[start]

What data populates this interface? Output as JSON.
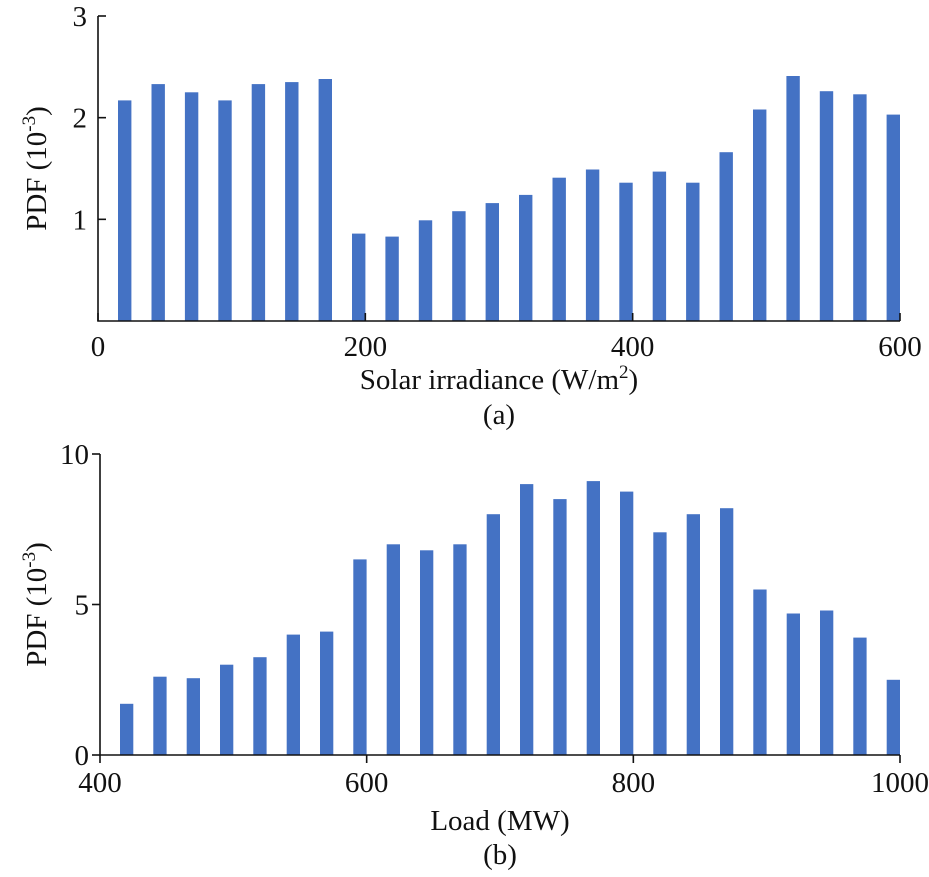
{
  "chart_data": [
    {
      "type": "bar",
      "xlabel": "Solar irradiance (W/m2)",
      "xlabel_main": "Solar irradiance (W/m",
      "xlabel_sup": "2",
      "xlabel_end": ")",
      "ylabel": "PDF (10-3)",
      "ylabel_main": "PDF (10",
      "ylabel_sup": "-3",
      "ylabel_end": ")",
      "caption": "(a)",
      "xlim": [
        0,
        600
      ],
      "ylim": [
        0,
        3
      ],
      "x_ticks": [
        0,
        200,
        400,
        600
      ],
      "x_tick_labels": [
        "0",
        "200",
        "400",
        "600"
      ],
      "y_ticks": [
        1,
        2,
        3
      ],
      "y_tick_labels": [
        "1",
        "2",
        "3"
      ],
      "x": [
        25,
        50,
        75,
        100,
        125,
        150,
        175,
        200,
        225,
        250,
        275,
        300,
        325,
        350,
        375,
        400,
        425,
        450,
        475,
        500,
        525,
        550,
        575,
        600
      ],
      "values": [
        2.17,
        2.33,
        2.25,
        2.17,
        2.33,
        2.35,
        2.38,
        0.86,
        0.83,
        0.99,
        1.08,
        1.16,
        1.24,
        1.41,
        1.49,
        1.36,
        1.47,
        1.36,
        1.66,
        2.08,
        2.41,
        2.26,
        2.23,
        2.03
      ],
      "grid": false,
      "bar_color": "#4472c4"
    },
    {
      "type": "bar",
      "xlabel": "Load (MW)",
      "ylabel": "PDF (10-3)",
      "ylabel_main": "PDF (10",
      "ylabel_sup": "-3",
      "ylabel_end": ")",
      "caption": "(b)",
      "xlim": [
        400,
        1000
      ],
      "ylim": [
        0,
        10
      ],
      "x_ticks": [
        400,
        600,
        800,
        1000
      ],
      "x_tick_labels": [
        "400",
        "600",
        "800",
        "1000"
      ],
      "y_ticks": [
        0,
        5,
        10
      ],
      "y_tick_labels": [
        "0",
        "5",
        "10"
      ],
      "x": [
        425,
        450,
        475,
        500,
        525,
        550,
        575,
        600,
        625,
        650,
        675,
        700,
        725,
        750,
        775,
        800,
        825,
        850,
        875,
        900,
        925,
        950,
        975,
        1000
      ],
      "values": [
        1.7,
        2.6,
        2.55,
        3.0,
        3.25,
        4.0,
        4.1,
        6.5,
        7.0,
        6.8,
        7.0,
        8.0,
        9.0,
        8.5,
        9.1,
        8.75,
        7.4,
        8.0,
        8.2,
        5.5,
        4.7,
        4.8,
        3.9,
        2.5
      ],
      "grid": false,
      "bar_color": "#4472c4"
    }
  ]
}
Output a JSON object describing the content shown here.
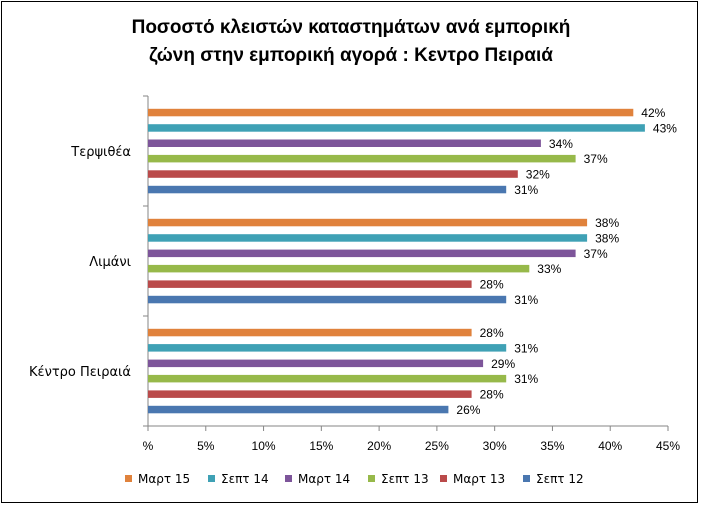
{
  "chart_data": {
    "type": "bar",
    "orientation": "horizontal",
    "title_line1": "Ποσοστό κλειστών καταστημάτων ανά εμπορική",
    "title_line2": "ζώνη στην εμπορική αγορά : Κεντρο Πειραιά",
    "categories": [
      "Τερψιθέα",
      "Λιμάνι",
      "Κέντρο Πειραιά"
    ],
    "series": [
      {
        "name": "Μαρτ 15",
        "color": "#E0823C",
        "values": [
          42,
          38,
          28
        ]
      },
      {
        "name": "Σεπτ 14",
        "color": "#3FA1B5",
        "values": [
          43,
          38,
          31
        ]
      },
      {
        "name": "Μαρτ 14",
        "color": "#7D559A",
        "values": [
          34,
          37,
          29
        ]
      },
      {
        "name": "Σεπτ 13",
        "color": "#97B94A",
        "values": [
          37,
          33,
          31
        ]
      },
      {
        "name": "Μαρτ 13",
        "color": "#BA4A4A",
        "values": [
          32,
          28,
          28
        ]
      },
      {
        "name": "Σεπτ 12",
        "color": "#4A77B0",
        "values": [
          31,
          31,
          26
        ]
      }
    ],
    "value_labels": [
      [
        "42%",
        "38%",
        "28%"
      ],
      [
        "43%",
        "38%",
        "31%"
      ],
      [
        "34%",
        "37%",
        "29%"
      ],
      [
        "37%",
        "33%",
        "31%"
      ],
      [
        "32%",
        "28%",
        "28%"
      ],
      [
        "31%",
        "31%",
        "26%"
      ]
    ],
    "x_ticks": [
      "%",
      "5%",
      "10%",
      "15%",
      "20%",
      "25%",
      "30%",
      "35%",
      "40%",
      "45%"
    ],
    "xlim": [
      0,
      45
    ],
    "legend_position": "bottom",
    "grid": false
  }
}
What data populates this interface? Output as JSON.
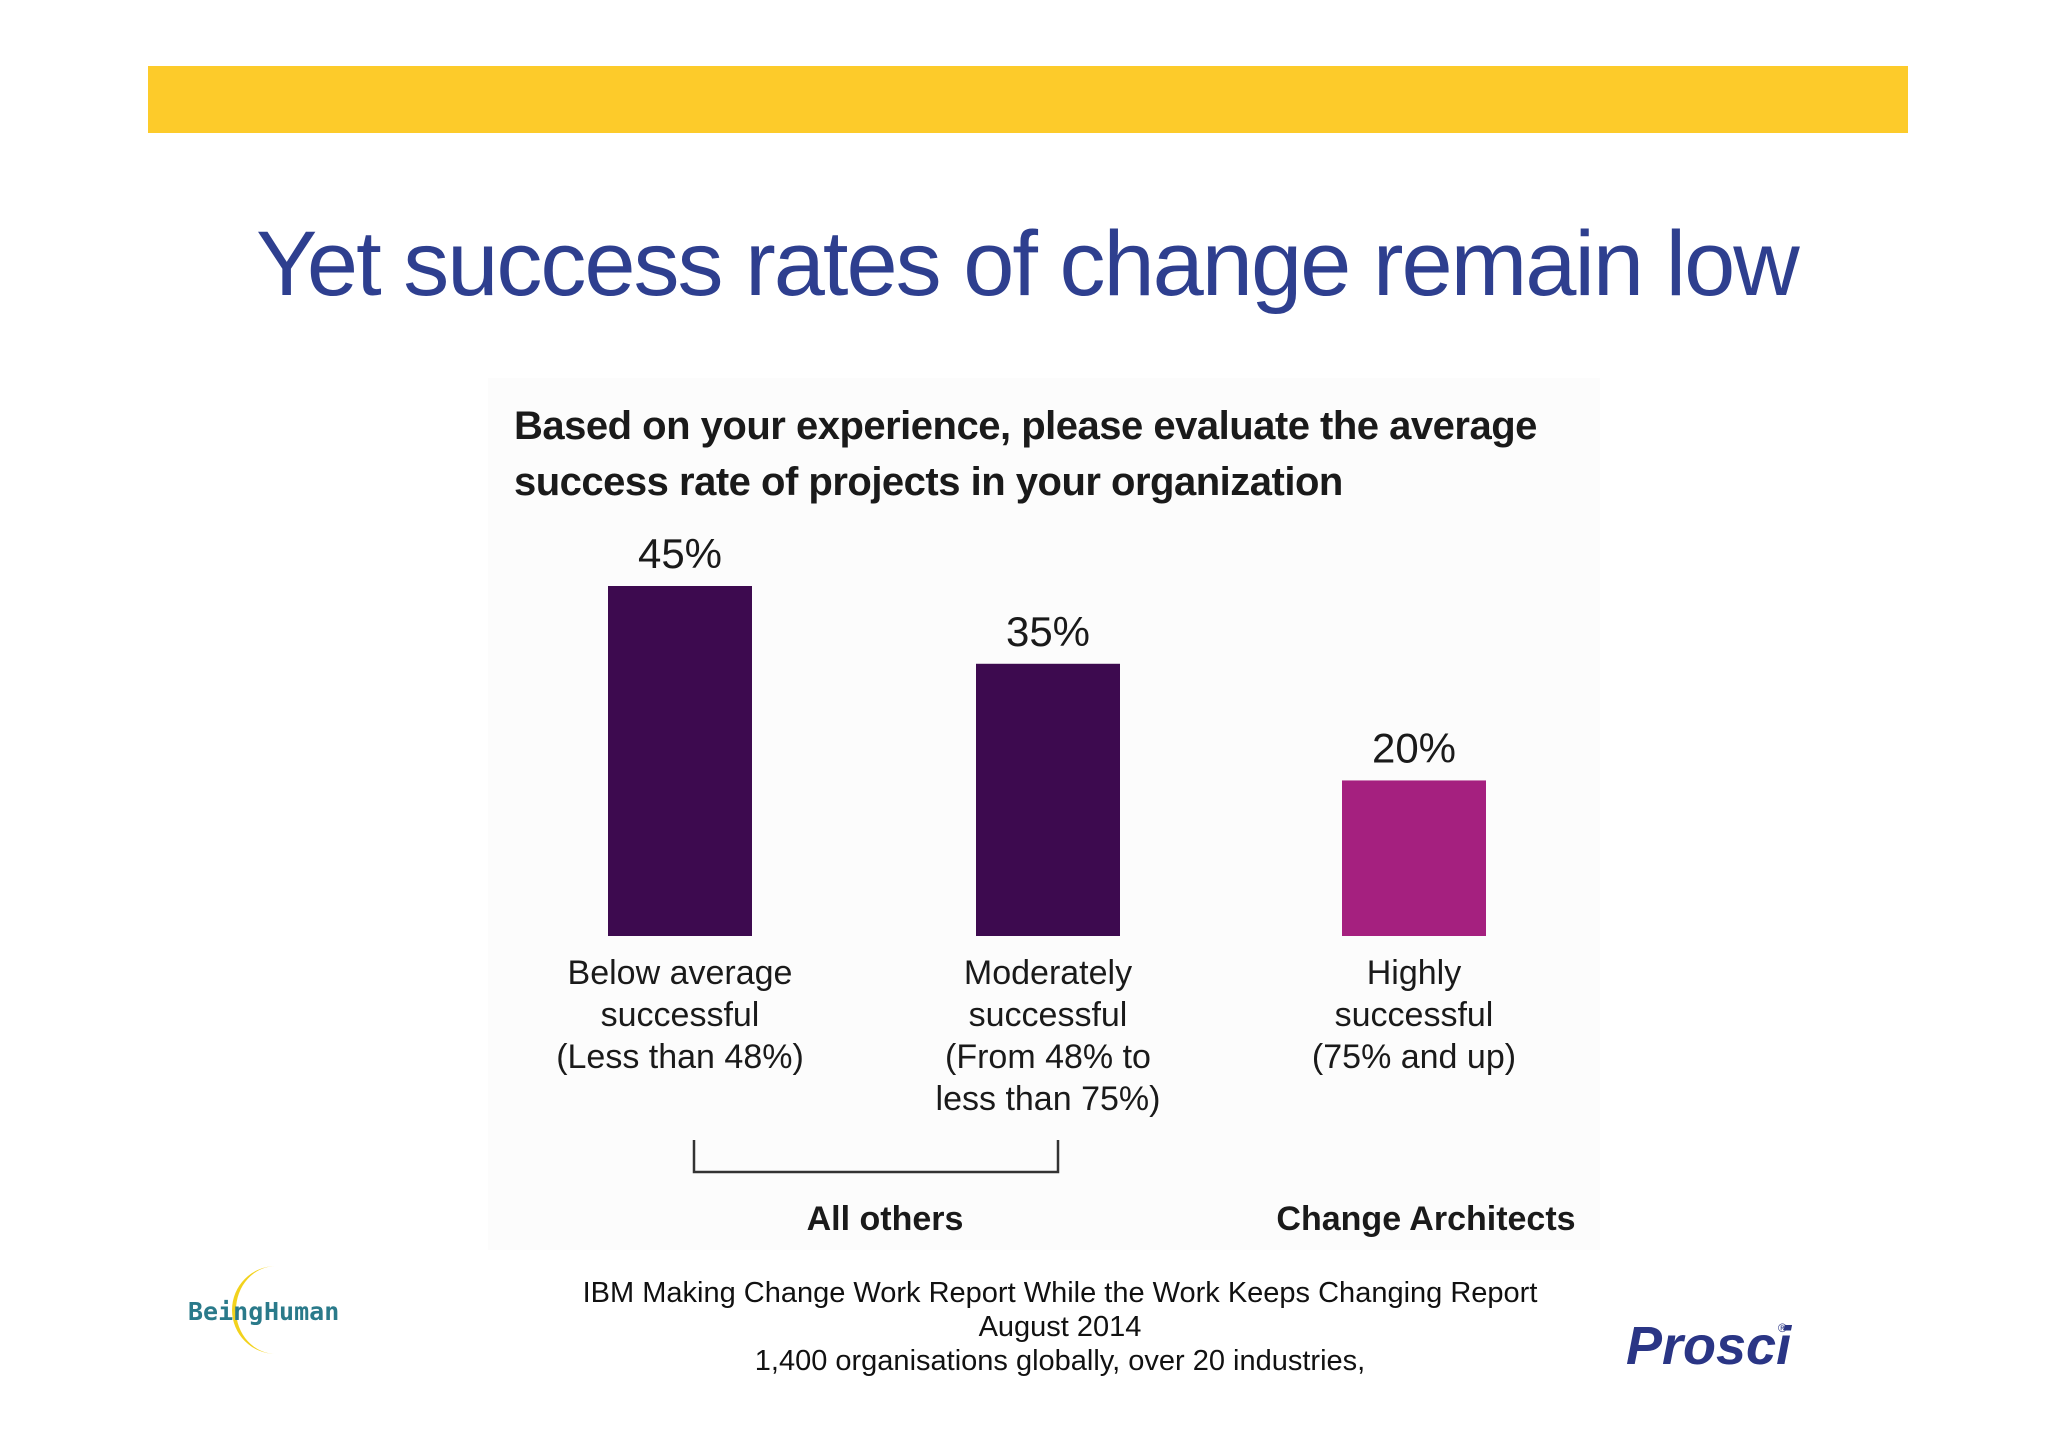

[end]

Verbatim reproduction of every record is required; images are left out.

What data populates this interface? Output as JSON.
{
  "chart_data": [
    {
      "type": "bar",
      "xlabel": "Solar irradiance (W/m2)",
      "xlabel_main": "Solar irradiance (W/m",
      "xlabel_sup": "2",
      "xlabel_end": ")",
      "ylabel": "PDF (10-3)",
      "ylabel_main": "PDF (10",
      "ylabel_sup": "-3",
      "ylabel_end": ")",
      "caption": "(a)",
      "xlim": [
        0,
        600
      ],
      "ylim": [
        0,
        3
      ],
      "x_ticks": [
        0,
        200,
        400,
        600
      ],
      "x_tick_labels": [
        "0",
        "200",
        "400",
        "600"
      ],
      "y_ticks": [
        1,
        2,
        3
      ],
      "y_tick_labels": [
        "1",
        "2",
        "3"
      ],
      "x": [
        25,
        50,
        75,
        100,
        125,
        150,
        175,
        200,
        225,
        250,
        275,
        300,
        325,
        350,
        375,
        400,
        425,
        450,
        475,
        500,
        525,
        550,
        575,
        600
      ],
      "values": [
        2.17,
        2.33,
        2.25,
        2.17,
        2.33,
        2.35,
        2.38,
        0.86,
        0.83,
        0.99,
        1.08,
        1.16,
        1.24,
        1.41,
        1.49,
        1.36,
        1.47,
        1.36,
        1.66,
        2.08,
        2.41,
        2.26,
        2.23,
        2.03
      ],
      "grid": false,
      "bar_color": "#4472c4"
    },
    {
      "type": "bar",
      "xlabel": "Load (MW)",
      "ylabel": "PDF (10-3)",
      "ylabel_main": "PDF (10",
      "ylabel_sup": "-3",
      "ylabel_end": ")",
      "caption": "(b)",
      "xlim": [
        400,
        1000
      ],
      "ylim": [
        0,
        10
      ],
      "x_ticks": [
        400,
        600,
        800,
        1000
      ],
      "x_tick_labels": [
        "400",
        "600",
        "800",
        "1000"
      ],
      "y_ticks": [
        0,
        5,
        10
      ],
      "y_tick_labels": [
        "0",
        "5",
        "10"
      ],
      "x": [
        425,
        450,
        475,
        500,
        525,
        550,
        575,
        600,
        625,
        650,
        675,
        700,
        725,
        750,
        775,
        800,
        825,
        850,
        875,
        900,
        925,
        950,
        975,
        1000
      ],
      "values": [
        1.7,
        2.6,
        2.55,
        3.0,
        3.25,
        4.0,
        4.1,
        6.5,
        7.0,
        6.8,
        7.0,
        8.0,
        9.0,
        8.5,
        9.1,
        8.75,
        7.4,
        8.0,
        8.2,
        5.5,
        4.7,
        4.8,
        3.9,
        2.5
      ],
      "grid": false,
      "bar_color": "#4472c4"
    }
  ]
}
Output a JSON object describing the content shown here.
{
  "chart_data": {
    "type": "bar",
    "orientation": "horizontal",
    "title_line1": "Ποσοστό κλειστών καταστημάτων ανά εμπορική",
    "title_line2": "ζώνη στην εμπορική αγορά : Κεντρο Πειραιά",
    "categories": [
      "Τερψιθέα",
      "Λιμάνι",
      "Κέντρο Πειραιά"
    ],
    "series": [
      {
        "name": "Μαρτ 15",
        "color": "#E0823C",
        "values": [
          42,
          38,
          28
        ]
      },
      {
        "name": "Σεπτ 14",
        "color": "#3FA1B5",
        "values": [
          43,
          38,
          31
        ]
      },
      {
        "name": "Μαρτ 14",
        "color": "#7D559A",
        "values": [
          34,
          37,
          29
        ]
      },
      {
        "name": "Σεπτ 13",
        "color": "#97B94A",
        "values": [
          37,
          33,
          31
        ]
      },
      {
        "name": "Μαρτ 13",
        "color": "#BA4A4A",
        "values": [
          32,
          28,
          28
        ]
      },
      {
        "name": "Σεπτ 12",
        "color": "#4A77B0",
        "values": [
          31,
          31,
          26
        ]
      }
    ],
    "value_labels": [
      [
        "42%",
        "38%",
        "28%"
      ],
      [
        "43%",
        "38%",
        "31%"
      ],
      [
        "34%",
        "37%",
        "29%"
      ],
      [
        "37%",
        "33%",
        "31%"
      ],
      [
        "32%",
        "28%",
        "28%"
      ],
      [
        "31%",
        "31%",
        "26%"
      ]
    ],
    "x_ticks": [
      "%",
      "5%",
      "10%",
      "15%",
      "20%",
      "25%",
      "30%",
      "35%",
      "40%",
      "45%"
    ],
    "xlim": [
      0,
      45
    ],
    "legend_position": "bottom",
    "grid": false
  }
}
What data populates this interface? Output as JSON.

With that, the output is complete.